> **SHORT PROBLEM**
Repeat the records below exactly, leaving out every picture.

> **GIVEN RECORDS**

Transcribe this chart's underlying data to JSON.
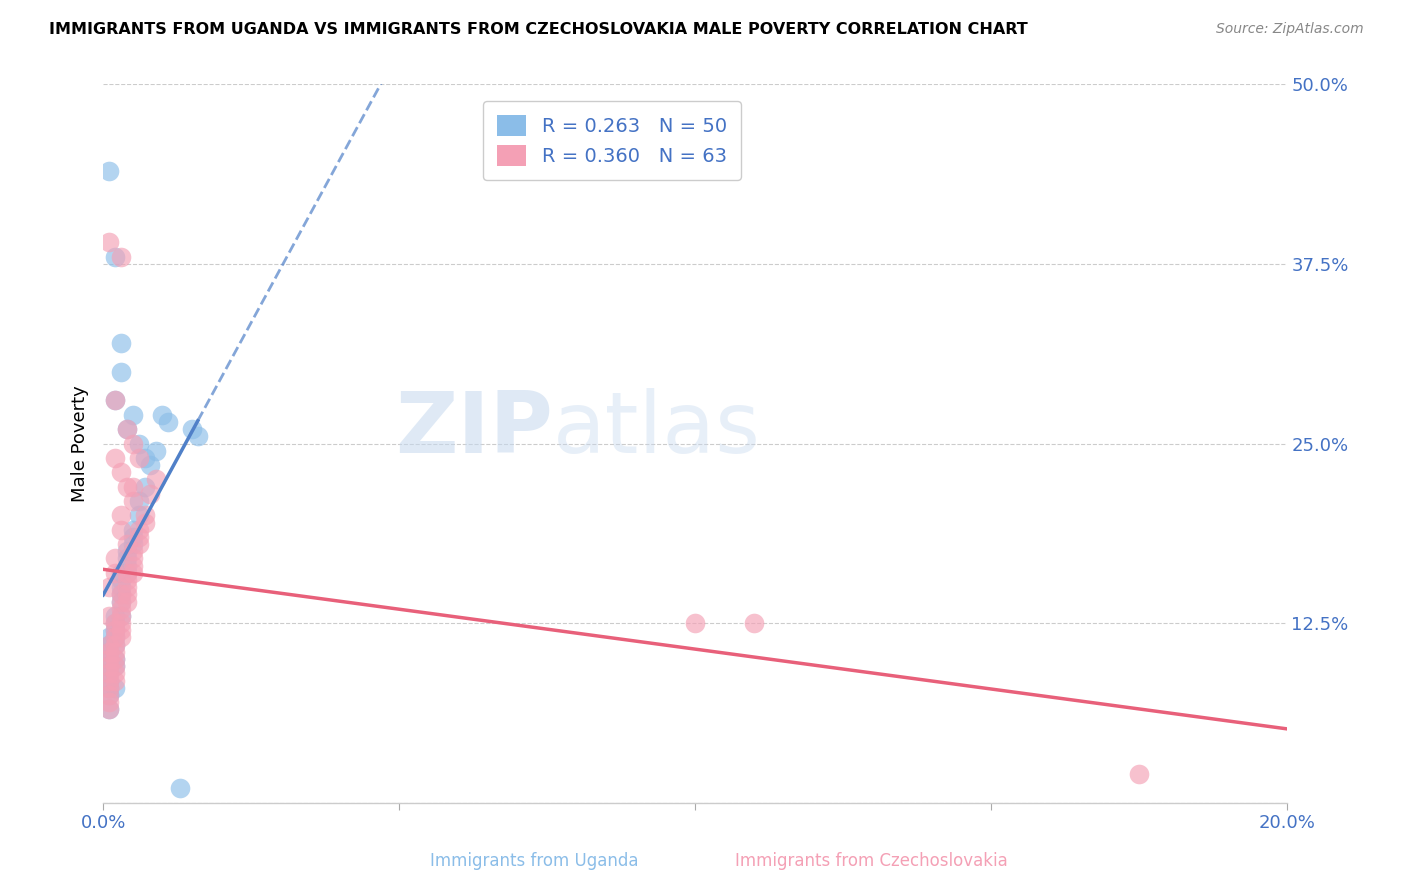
{
  "title": "IMMIGRANTS FROM UGANDA VS IMMIGRANTS FROM CZECHOSLOVAKIA MALE POVERTY CORRELATION CHART",
  "source": "Source: ZipAtlas.com",
  "xlabel_uganda": "Immigrants from Uganda",
  "xlabel_czechoslovakia": "Immigrants from Czechoslovakia",
  "ylabel": "Male Poverty",
  "xlim": [
    0.0,
    0.2
  ],
  "ylim": [
    0.0,
    0.5
  ],
  "yticks": [
    0.0,
    0.125,
    0.25,
    0.375,
    0.5
  ],
  "ytick_labels": [
    "",
    "12.5%",
    "25.0%",
    "37.5%",
    "50.0%"
  ],
  "xticks": [
    0.0,
    0.05,
    0.1,
    0.15,
    0.2
  ],
  "xtick_labels": [
    "0.0%",
    "",
    "",
    "",
    "20.0%"
  ],
  "legend_uganda_R": "R = 0.263",
  "legend_uganda_N": "N = 50",
  "legend_czechoslovakia_R": "R = 0.360",
  "legend_czechoslovakia_N": "N = 63",
  "color_uganda": "#8BBDE8",
  "color_czechoslovakia": "#F4A0B5",
  "trendline_uganda_color": "#5080C8",
  "trendline_czechoslovakia_color": "#E8607A",
  "watermark": "ZIPatlas",
  "uganda_x": [
    0.001,
    0.001,
    0.001,
    0.001,
    0.001,
    0.001,
    0.001,
    0.001,
    0.001,
    0.001,
    0.002,
    0.002,
    0.002,
    0.002,
    0.002,
    0.002,
    0.002,
    0.002,
    0.003,
    0.003,
    0.003,
    0.003,
    0.003,
    0.003,
    0.004,
    0.004,
    0.004,
    0.004,
    0.005,
    0.005,
    0.005,
    0.006,
    0.006,
    0.007,
    0.008,
    0.009,
    0.01,
    0.011,
    0.015,
    0.016,
    0.001,
    0.002,
    0.002,
    0.003,
    0.003,
    0.004,
    0.005,
    0.006,
    0.007,
    0.013
  ],
  "uganda_y": [
    0.105,
    0.11,
    0.115,
    0.1,
    0.095,
    0.09,
    0.085,
    0.08,
    0.075,
    0.065,
    0.13,
    0.125,
    0.12,
    0.115,
    0.11,
    0.1,
    0.095,
    0.08,
    0.16,
    0.155,
    0.15,
    0.145,
    0.14,
    0.13,
    0.175,
    0.17,
    0.165,
    0.16,
    0.19,
    0.185,
    0.18,
    0.21,
    0.2,
    0.22,
    0.235,
    0.245,
    0.27,
    0.265,
    0.26,
    0.255,
    0.44,
    0.38,
    0.28,
    0.3,
    0.32,
    0.26,
    0.27,
    0.25,
    0.24,
    0.01
  ],
  "czechoslovakia_x": [
    0.001,
    0.001,
    0.001,
    0.001,
    0.001,
    0.001,
    0.001,
    0.001,
    0.001,
    0.001,
    0.002,
    0.002,
    0.002,
    0.002,
    0.002,
    0.002,
    0.002,
    0.002,
    0.002,
    0.003,
    0.003,
    0.003,
    0.003,
    0.003,
    0.003,
    0.003,
    0.004,
    0.004,
    0.004,
    0.004,
    0.004,
    0.005,
    0.005,
    0.005,
    0.005,
    0.006,
    0.006,
    0.006,
    0.007,
    0.007,
    0.008,
    0.009,
    0.1,
    0.11,
    0.001,
    0.002,
    0.002,
    0.003,
    0.003,
    0.004,
    0.004,
    0.005,
    0.005,
    0.006,
    0.001,
    0.002,
    0.003,
    0.004,
    0.005,
    0.003,
    0.002,
    0.001,
    0.175
  ],
  "czechoslovakia_y": [
    0.1,
    0.105,
    0.11,
    0.095,
    0.09,
    0.085,
    0.08,
    0.075,
    0.07,
    0.065,
    0.125,
    0.12,
    0.115,
    0.11,
    0.105,
    0.1,
    0.095,
    0.09,
    0.085,
    0.145,
    0.14,
    0.135,
    0.13,
    0.125,
    0.12,
    0.115,
    0.16,
    0.155,
    0.15,
    0.145,
    0.14,
    0.175,
    0.17,
    0.165,
    0.16,
    0.19,
    0.185,
    0.18,
    0.2,
    0.195,
    0.215,
    0.225,
    0.125,
    0.125,
    0.39,
    0.28,
    0.24,
    0.38,
    0.23,
    0.26,
    0.22,
    0.25,
    0.21,
    0.24,
    0.13,
    0.17,
    0.2,
    0.18,
    0.22,
    0.19,
    0.16,
    0.15,
    0.02
  ]
}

> **REPLY TO THE TASK**
Transcribe this chart's underlying data to JSON.
{
  "title": "IMMIGRANTS FROM UGANDA VS IMMIGRANTS FROM CZECHOSLOVAKIA MALE POVERTY CORRELATION CHART",
  "source": "Source: ZipAtlas.com",
  "xlabel_uganda": "Immigrants from Uganda",
  "xlabel_czechoslovakia": "Immigrants from Czechoslovakia",
  "ylabel": "Male Poverty",
  "xlim": [
    0.0,
    0.2
  ],
  "ylim": [
    0.0,
    0.5
  ],
  "yticks": [
    0.0,
    0.125,
    0.25,
    0.375,
    0.5
  ],
  "ytick_labels": [
    "",
    "12.5%",
    "25.0%",
    "37.5%",
    "50.0%"
  ],
  "xticks": [
    0.0,
    0.05,
    0.1,
    0.15,
    0.2
  ],
  "xtick_labels": [
    "0.0%",
    "",
    "",
    "",
    "20.0%"
  ],
  "legend_uganda_R": "R = 0.263",
  "legend_uganda_N": "N = 50",
  "legend_czechoslovakia_R": "R = 0.360",
  "legend_czechoslovakia_N": "N = 63",
  "color_uganda": "#8BBDE8",
  "color_czechoslovakia": "#F4A0B5",
  "trendline_uganda_color": "#5080C8",
  "trendline_czechoslovakia_color": "#E8607A",
  "watermark": "ZIPatlas",
  "uganda_x": [
    0.001,
    0.001,
    0.001,
    0.001,
    0.001,
    0.001,
    0.001,
    0.001,
    0.001,
    0.001,
    0.002,
    0.002,
    0.002,
    0.002,
    0.002,
    0.002,
    0.002,
    0.002,
    0.003,
    0.003,
    0.003,
    0.003,
    0.003,
    0.003,
    0.004,
    0.004,
    0.004,
    0.004,
    0.005,
    0.005,
    0.005,
    0.006,
    0.006,
    0.007,
    0.008,
    0.009,
    0.01,
    0.011,
    0.015,
    0.016,
    0.001,
    0.002,
    0.002,
    0.003,
    0.003,
    0.004,
    0.005,
    0.006,
    0.007,
    0.013
  ],
  "uganda_y": [
    0.105,
    0.11,
    0.115,
    0.1,
    0.095,
    0.09,
    0.085,
    0.08,
    0.075,
    0.065,
    0.13,
    0.125,
    0.12,
    0.115,
    0.11,
    0.1,
    0.095,
    0.08,
    0.16,
    0.155,
    0.15,
    0.145,
    0.14,
    0.13,
    0.175,
    0.17,
    0.165,
    0.16,
    0.19,
    0.185,
    0.18,
    0.21,
    0.2,
    0.22,
    0.235,
    0.245,
    0.27,
    0.265,
    0.26,
    0.255,
    0.44,
    0.38,
    0.28,
    0.3,
    0.32,
    0.26,
    0.27,
    0.25,
    0.24,
    0.01
  ],
  "czechoslovakia_x": [
    0.001,
    0.001,
    0.001,
    0.001,
    0.001,
    0.001,
    0.001,
    0.001,
    0.001,
    0.001,
    0.002,
    0.002,
    0.002,
    0.002,
    0.002,
    0.002,
    0.002,
    0.002,
    0.002,
    0.003,
    0.003,
    0.003,
    0.003,
    0.003,
    0.003,
    0.003,
    0.004,
    0.004,
    0.004,
    0.004,
    0.004,
    0.005,
    0.005,
    0.005,
    0.005,
    0.006,
    0.006,
    0.006,
    0.007,
    0.007,
    0.008,
    0.009,
    0.1,
    0.11,
    0.001,
    0.002,
    0.002,
    0.003,
    0.003,
    0.004,
    0.004,
    0.005,
    0.005,
    0.006,
    0.001,
    0.002,
    0.003,
    0.004,
    0.005,
    0.003,
    0.002,
    0.001,
    0.175
  ],
  "czechoslovakia_y": [
    0.1,
    0.105,
    0.11,
    0.095,
    0.09,
    0.085,
    0.08,
    0.075,
    0.07,
    0.065,
    0.125,
    0.12,
    0.115,
    0.11,
    0.105,
    0.1,
    0.095,
    0.09,
    0.085,
    0.145,
    0.14,
    0.135,
    0.13,
    0.125,
    0.12,
    0.115,
    0.16,
    0.155,
    0.15,
    0.145,
    0.14,
    0.175,
    0.17,
    0.165,
    0.16,
    0.19,
    0.185,
    0.18,
    0.2,
    0.195,
    0.215,
    0.225,
    0.125,
    0.125,
    0.39,
    0.28,
    0.24,
    0.38,
    0.23,
    0.26,
    0.22,
    0.25,
    0.21,
    0.24,
    0.13,
    0.17,
    0.2,
    0.18,
    0.22,
    0.19,
    0.16,
    0.15,
    0.02
  ]
}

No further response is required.